** Your instructions **
Go through the listing and copy every line word for word.

** Data provided **
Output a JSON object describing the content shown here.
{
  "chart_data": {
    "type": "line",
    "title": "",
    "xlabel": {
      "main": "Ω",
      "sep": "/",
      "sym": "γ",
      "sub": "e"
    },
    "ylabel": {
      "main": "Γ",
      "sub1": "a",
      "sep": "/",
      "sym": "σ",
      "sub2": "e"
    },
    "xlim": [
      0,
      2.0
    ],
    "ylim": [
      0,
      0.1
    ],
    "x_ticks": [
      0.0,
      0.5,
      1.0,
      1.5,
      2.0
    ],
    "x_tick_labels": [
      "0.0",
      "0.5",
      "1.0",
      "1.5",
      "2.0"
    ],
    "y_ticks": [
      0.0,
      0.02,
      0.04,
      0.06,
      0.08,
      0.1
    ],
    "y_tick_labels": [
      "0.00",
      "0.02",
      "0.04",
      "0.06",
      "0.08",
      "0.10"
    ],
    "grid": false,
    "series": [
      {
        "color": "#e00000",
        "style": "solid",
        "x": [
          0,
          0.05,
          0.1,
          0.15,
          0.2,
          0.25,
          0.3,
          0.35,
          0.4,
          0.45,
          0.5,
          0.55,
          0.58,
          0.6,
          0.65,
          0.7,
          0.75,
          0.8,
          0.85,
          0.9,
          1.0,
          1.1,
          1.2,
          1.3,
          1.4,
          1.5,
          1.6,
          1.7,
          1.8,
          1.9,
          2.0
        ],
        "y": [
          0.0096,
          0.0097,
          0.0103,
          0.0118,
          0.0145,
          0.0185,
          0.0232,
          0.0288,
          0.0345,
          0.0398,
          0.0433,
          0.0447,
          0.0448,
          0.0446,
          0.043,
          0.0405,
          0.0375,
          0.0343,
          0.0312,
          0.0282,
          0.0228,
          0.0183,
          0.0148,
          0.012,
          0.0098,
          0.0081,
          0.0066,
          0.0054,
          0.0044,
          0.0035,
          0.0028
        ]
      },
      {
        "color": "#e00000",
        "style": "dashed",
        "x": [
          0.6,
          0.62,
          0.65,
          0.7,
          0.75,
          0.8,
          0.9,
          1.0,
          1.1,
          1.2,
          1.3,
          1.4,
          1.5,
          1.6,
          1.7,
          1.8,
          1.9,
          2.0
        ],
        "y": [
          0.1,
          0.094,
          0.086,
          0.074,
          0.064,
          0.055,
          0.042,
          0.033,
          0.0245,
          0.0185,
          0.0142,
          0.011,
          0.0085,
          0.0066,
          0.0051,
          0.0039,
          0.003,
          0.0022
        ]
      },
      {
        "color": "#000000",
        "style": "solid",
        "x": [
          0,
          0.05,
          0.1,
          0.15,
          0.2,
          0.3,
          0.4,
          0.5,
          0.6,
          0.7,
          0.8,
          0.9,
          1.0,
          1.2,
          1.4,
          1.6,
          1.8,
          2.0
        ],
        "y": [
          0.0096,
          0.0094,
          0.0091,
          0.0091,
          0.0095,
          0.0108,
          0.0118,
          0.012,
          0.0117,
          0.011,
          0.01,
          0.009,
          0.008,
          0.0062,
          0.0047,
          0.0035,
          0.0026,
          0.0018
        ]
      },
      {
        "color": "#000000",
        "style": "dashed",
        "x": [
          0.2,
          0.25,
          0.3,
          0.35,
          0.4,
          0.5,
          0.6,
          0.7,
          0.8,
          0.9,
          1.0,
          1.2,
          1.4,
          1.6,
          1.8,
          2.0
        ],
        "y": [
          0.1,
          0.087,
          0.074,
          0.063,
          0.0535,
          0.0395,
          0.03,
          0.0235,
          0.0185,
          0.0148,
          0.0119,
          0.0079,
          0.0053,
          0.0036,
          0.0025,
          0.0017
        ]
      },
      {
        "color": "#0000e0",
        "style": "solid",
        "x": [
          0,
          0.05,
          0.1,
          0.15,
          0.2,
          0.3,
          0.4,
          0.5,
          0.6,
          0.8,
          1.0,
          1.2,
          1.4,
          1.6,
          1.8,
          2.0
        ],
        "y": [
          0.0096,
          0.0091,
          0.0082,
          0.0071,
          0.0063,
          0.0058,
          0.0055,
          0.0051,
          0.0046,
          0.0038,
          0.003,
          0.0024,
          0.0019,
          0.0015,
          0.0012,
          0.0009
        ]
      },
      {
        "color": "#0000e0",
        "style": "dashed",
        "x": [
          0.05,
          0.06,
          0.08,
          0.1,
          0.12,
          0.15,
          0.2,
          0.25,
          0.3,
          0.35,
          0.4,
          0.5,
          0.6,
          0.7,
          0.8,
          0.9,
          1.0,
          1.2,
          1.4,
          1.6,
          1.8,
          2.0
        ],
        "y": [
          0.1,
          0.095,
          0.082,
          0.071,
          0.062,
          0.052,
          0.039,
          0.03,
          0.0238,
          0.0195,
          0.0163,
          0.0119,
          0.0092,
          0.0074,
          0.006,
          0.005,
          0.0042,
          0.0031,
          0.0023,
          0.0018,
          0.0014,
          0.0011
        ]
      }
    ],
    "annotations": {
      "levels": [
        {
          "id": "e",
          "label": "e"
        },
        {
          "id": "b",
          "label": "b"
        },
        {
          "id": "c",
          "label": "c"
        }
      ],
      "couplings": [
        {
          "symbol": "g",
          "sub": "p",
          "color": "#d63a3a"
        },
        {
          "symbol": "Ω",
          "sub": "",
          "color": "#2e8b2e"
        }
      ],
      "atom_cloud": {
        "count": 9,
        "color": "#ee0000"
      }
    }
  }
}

** Task solution **
Output a JSON object describing the content shown here.
{
  "chart_data": {
    "type": "line",
    "title": "",
    "xlabel": {
      "main": "Ω",
      "sep": "/",
      "sym": "γ",
      "sub": "e"
    },
    "ylabel": {
      "main": "Γ",
      "sub1": "a",
      "sep": "/",
      "sym": "σ",
      "sub2": "e"
    },
    "xlim": [
      0,
      2.0
    ],
    "ylim": [
      0,
      0.1
    ],
    "x_ticks": [
      0.0,
      0.5,
      1.0,
      1.5,
      2.0
    ],
    "x_tick_labels": [
      "0.0",
      "0.5",
      "1.0",
      "1.5",
      "2.0"
    ],
    "y_ticks": [
      0.0,
      0.02,
      0.04,
      0.06,
      0.08,
      0.1
    ],
    "y_tick_labels": [
      "0.00",
      "0.02",
      "0.04",
      "0.06",
      "0.08",
      "0.10"
    ],
    "grid": false,
    "series": [
      {
        "color": "#e00000",
        "style": "solid",
        "x": [
          0,
          0.05,
          0.1,
          0.15,
          0.2,
          0.25,
          0.3,
          0.35,
          0.4,
          0.45,
          0.5,
          0.55,
          0.58,
          0.6,
          0.65,
          0.7,
          0.75,
          0.8,
          0.85,
          0.9,
          1.0,
          1.1,
          1.2,
          1.3,
          1.4,
          1.5,
          1.6,
          1.7,
          1.8,
          1.9,
          2.0
        ],
        "y": [
          0.0096,
          0.0097,
          0.0103,
          0.0118,
          0.0145,
          0.0185,
          0.0232,
          0.0288,
          0.0345,
          0.0398,
          0.0433,
          0.0447,
          0.0448,
          0.0446,
          0.043,
          0.0405,
          0.0375,
          0.0343,
          0.0312,
          0.0282,
          0.0228,
          0.0183,
          0.0148,
          0.012,
          0.0098,
          0.0081,
          0.0066,
          0.0054,
          0.0044,
          0.0035,
          0.0028
        ]
      },
      {
        "color": "#e00000",
        "style": "dashed",
        "x": [
          0.6,
          0.62,
          0.65,
          0.7,
          0.75,
          0.8,
          0.9,
          1.0,
          1.1,
          1.2,
          1.3,
          1.4,
          1.5,
          1.6,
          1.7,
          1.8,
          1.9,
          2.0
        ],
        "y": [
          0.1,
          0.094,
          0.086,
          0.074,
          0.064,
          0.055,
          0.042,
          0.033,
          0.0245,
          0.0185,
          0.0142,
          0.011,
          0.0085,
          0.0066,
          0.0051,
          0.0039,
          0.003,
          0.0022
        ]
      },
      {
        "color": "#000000",
        "style": "solid",
        "x": [
          0,
          0.05,
          0.1,
          0.15,
          0.2,
          0.3,
          0.4,
          0.5,
          0.6,
          0.7,
          0.8,
          0.9,
          1.0,
          1.2,
          1.4,
          1.6,
          1.8,
          2.0
        ],
        "y": [
          0.0096,
          0.0094,
          0.0091,
          0.0091,
          0.0095,
          0.0108,
          0.0118,
          0.012,
          0.0117,
          0.011,
          0.01,
          0.009,
          0.008,
          0.0062,
          0.0047,
          0.0035,
          0.0026,
          0.0018
        ]
      },
      {
        "color": "#000000",
        "style": "dashed",
        "x": [
          0.2,
          0.25,
          0.3,
          0.35,
          0.4,
          0.5,
          0.6,
          0.7,
          0.8,
          0.9,
          1.0,
          1.2,
          1.4,
          1.6,
          1.8,
          2.0
        ],
        "y": [
          0.1,
          0.087,
          0.074,
          0.063,
          0.0535,
          0.0395,
          0.03,
          0.0235,
          0.0185,
          0.0148,
          0.0119,
          0.0079,
          0.0053,
          0.0036,
          0.0025,
          0.0017
        ]
      },
      {
        "color": "#0000e0",
        "style": "solid",
        "x": [
          0,
          0.05,
          0.1,
          0.15,
          0.2,
          0.3,
          0.4,
          0.5,
          0.6,
          0.8,
          1.0,
          1.2,
          1.4,
          1.6,
          1.8,
          2.0
        ],
        "y": [
          0.0096,
          0.0091,
          0.0082,
          0.0071,
          0.0063,
          0.0058,
          0.0055,
          0.0051,
          0.0046,
          0.0038,
          0.003,
          0.0024,
          0.0019,
          0.0015,
          0.0012,
          0.0009
        ]
      },
      {
        "color": "#0000e0",
        "style": "dashed",
        "x": [
          0.05,
          0.06,
          0.08,
          0.1,
          0.12,
          0.15,
          0.2,
          0.25,
          0.3,
          0.35,
          0.4,
          0.5,
          0.6,
          0.7,
          0.8,
          0.9,
          1.0,
          1.2,
          1.4,
          1.6,
          1.8,
          2.0
        ],
        "y": [
          0.1,
          0.095,
          0.082,
          0.071,
          0.062,
          0.052,
          0.039,
          0.03,
          0.0238,
          0.0195,
          0.0163,
          0.0119,
          0.0092,
          0.0074,
          0.006,
          0.005,
          0.0042,
          0.0031,
          0.0023,
          0.0018,
          0.0014,
          0.0011
        ]
      }
    ],
    "annotations": {
      "levels": [
        {
          "id": "e",
          "label": "e"
        },
        {
          "id": "b",
          "label": "b"
        },
        {
          "id": "c",
          "label": "c"
        }
      ],
      "couplings": [
        {
          "symbol": "g",
          "sub": "p",
          "color": "#d63a3a"
        },
        {
          "symbol": "Ω",
          "sub": "",
          "color": "#2e8b2e"
        }
      ],
      "atom_cloud": {
        "count": 9,
        "color": "#ee0000"
      }
    }
  }
}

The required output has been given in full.